## BEGIN Provided information
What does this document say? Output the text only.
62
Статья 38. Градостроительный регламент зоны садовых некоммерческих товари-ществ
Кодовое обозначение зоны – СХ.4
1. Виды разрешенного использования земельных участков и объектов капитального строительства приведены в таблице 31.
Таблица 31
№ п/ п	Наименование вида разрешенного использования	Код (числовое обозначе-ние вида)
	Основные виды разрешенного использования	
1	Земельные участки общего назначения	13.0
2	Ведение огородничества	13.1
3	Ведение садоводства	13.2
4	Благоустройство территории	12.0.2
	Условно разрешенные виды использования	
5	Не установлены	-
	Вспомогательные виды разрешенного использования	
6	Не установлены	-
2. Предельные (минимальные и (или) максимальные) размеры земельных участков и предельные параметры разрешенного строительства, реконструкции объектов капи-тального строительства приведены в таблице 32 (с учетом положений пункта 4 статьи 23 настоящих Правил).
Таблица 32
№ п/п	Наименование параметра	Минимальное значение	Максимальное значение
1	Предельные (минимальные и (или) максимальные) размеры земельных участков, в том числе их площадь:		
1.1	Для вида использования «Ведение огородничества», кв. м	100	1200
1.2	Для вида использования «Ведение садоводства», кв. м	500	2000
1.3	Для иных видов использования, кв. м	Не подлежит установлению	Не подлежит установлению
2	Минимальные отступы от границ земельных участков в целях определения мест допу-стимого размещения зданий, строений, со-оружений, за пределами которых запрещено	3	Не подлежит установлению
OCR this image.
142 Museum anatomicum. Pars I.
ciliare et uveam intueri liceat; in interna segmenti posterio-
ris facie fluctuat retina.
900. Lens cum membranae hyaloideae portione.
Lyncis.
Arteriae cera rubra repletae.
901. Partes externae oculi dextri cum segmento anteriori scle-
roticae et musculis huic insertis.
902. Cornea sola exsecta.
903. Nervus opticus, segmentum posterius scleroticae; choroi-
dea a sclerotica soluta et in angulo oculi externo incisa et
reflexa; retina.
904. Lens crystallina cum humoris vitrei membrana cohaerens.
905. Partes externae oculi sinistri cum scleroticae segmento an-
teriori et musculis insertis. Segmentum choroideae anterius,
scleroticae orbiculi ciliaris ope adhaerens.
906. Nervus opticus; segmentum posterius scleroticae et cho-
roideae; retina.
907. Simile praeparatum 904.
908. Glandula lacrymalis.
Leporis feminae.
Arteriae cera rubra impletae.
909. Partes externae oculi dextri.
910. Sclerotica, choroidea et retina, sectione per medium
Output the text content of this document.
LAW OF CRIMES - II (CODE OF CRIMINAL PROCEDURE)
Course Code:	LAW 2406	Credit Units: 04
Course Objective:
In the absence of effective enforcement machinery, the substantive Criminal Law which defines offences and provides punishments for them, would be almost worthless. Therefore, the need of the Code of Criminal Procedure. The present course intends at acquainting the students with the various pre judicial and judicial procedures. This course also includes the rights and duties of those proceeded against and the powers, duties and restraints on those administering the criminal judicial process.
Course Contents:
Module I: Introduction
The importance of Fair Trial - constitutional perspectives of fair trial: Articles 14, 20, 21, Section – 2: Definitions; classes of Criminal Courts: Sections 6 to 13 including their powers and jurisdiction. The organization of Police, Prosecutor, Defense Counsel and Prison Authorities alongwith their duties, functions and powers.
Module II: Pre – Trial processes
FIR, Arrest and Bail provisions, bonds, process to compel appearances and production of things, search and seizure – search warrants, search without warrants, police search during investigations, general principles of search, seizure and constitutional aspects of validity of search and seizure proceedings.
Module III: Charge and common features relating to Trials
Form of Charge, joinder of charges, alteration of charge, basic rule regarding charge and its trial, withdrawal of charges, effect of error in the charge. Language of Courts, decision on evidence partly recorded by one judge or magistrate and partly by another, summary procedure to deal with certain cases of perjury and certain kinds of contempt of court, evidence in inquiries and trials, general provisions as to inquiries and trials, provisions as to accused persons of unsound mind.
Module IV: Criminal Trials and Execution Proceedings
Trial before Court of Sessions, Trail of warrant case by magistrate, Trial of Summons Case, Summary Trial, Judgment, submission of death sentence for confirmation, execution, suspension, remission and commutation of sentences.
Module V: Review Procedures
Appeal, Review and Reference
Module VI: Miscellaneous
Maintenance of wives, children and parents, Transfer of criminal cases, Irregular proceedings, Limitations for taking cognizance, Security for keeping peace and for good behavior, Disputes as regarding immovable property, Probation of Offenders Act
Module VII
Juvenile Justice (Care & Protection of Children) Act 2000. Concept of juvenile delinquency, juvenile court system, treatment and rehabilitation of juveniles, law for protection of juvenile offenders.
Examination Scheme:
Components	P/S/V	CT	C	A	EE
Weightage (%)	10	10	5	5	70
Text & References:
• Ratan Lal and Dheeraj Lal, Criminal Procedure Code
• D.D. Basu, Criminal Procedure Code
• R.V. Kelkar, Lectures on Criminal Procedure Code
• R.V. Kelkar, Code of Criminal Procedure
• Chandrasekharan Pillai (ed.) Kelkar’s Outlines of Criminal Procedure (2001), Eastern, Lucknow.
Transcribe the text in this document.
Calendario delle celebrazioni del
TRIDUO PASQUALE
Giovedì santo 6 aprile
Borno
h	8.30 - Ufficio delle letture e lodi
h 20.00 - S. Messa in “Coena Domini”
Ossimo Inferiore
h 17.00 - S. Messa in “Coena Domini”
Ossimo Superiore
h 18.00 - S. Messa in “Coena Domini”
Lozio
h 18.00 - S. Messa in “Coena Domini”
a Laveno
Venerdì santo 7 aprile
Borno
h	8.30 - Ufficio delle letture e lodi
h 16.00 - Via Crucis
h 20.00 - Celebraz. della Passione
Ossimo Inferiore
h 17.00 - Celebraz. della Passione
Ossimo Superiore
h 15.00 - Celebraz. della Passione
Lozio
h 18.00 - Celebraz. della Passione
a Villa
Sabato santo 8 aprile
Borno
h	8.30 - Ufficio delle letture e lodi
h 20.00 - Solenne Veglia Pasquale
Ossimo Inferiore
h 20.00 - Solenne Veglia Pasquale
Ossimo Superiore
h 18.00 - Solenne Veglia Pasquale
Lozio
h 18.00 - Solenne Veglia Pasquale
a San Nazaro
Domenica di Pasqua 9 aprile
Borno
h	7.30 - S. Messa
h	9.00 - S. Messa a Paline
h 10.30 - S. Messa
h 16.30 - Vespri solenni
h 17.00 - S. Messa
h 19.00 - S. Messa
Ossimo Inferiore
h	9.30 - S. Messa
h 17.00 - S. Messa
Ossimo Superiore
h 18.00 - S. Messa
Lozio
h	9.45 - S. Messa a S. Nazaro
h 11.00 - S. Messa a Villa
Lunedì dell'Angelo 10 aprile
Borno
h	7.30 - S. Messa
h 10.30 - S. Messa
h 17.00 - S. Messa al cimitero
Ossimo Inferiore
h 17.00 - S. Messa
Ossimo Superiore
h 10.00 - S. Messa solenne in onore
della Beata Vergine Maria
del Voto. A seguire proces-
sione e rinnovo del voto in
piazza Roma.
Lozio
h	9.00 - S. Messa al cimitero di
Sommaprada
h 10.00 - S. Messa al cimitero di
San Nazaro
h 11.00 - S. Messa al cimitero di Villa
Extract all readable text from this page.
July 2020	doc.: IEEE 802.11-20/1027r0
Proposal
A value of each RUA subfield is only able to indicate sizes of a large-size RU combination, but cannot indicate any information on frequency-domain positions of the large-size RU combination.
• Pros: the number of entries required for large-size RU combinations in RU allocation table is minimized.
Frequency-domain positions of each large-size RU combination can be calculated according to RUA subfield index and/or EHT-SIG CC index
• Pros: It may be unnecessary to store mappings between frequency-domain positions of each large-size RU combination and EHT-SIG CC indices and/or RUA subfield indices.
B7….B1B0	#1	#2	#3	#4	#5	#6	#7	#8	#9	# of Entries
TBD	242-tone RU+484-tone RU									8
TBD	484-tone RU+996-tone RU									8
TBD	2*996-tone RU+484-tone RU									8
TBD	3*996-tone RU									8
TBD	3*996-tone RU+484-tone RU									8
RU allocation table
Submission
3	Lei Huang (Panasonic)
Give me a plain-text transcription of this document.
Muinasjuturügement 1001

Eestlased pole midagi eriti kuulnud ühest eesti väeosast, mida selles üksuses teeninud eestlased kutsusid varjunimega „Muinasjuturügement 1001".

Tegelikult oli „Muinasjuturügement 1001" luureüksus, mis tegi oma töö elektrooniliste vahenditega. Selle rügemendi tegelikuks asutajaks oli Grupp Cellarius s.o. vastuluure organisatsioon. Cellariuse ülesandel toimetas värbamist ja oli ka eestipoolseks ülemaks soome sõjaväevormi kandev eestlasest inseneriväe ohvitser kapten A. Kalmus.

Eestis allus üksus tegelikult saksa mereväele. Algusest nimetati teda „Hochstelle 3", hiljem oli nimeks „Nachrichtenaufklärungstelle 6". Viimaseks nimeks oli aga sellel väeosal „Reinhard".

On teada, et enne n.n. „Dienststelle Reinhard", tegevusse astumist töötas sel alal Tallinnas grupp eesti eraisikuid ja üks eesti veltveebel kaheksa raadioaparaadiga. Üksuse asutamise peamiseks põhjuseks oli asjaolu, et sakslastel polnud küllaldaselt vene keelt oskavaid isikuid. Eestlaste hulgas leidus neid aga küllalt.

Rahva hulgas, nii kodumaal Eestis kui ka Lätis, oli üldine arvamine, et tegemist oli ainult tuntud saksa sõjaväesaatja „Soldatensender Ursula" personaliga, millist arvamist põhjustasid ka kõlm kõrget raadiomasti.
## END Provided information
_Task details_
From the records above, pull out each line that has "Lens".

_Answer to this task_
900. Lens cum membranae hyaloideae portione.
904. Lens crystallina cum humoris vitrei membrana cohaerens.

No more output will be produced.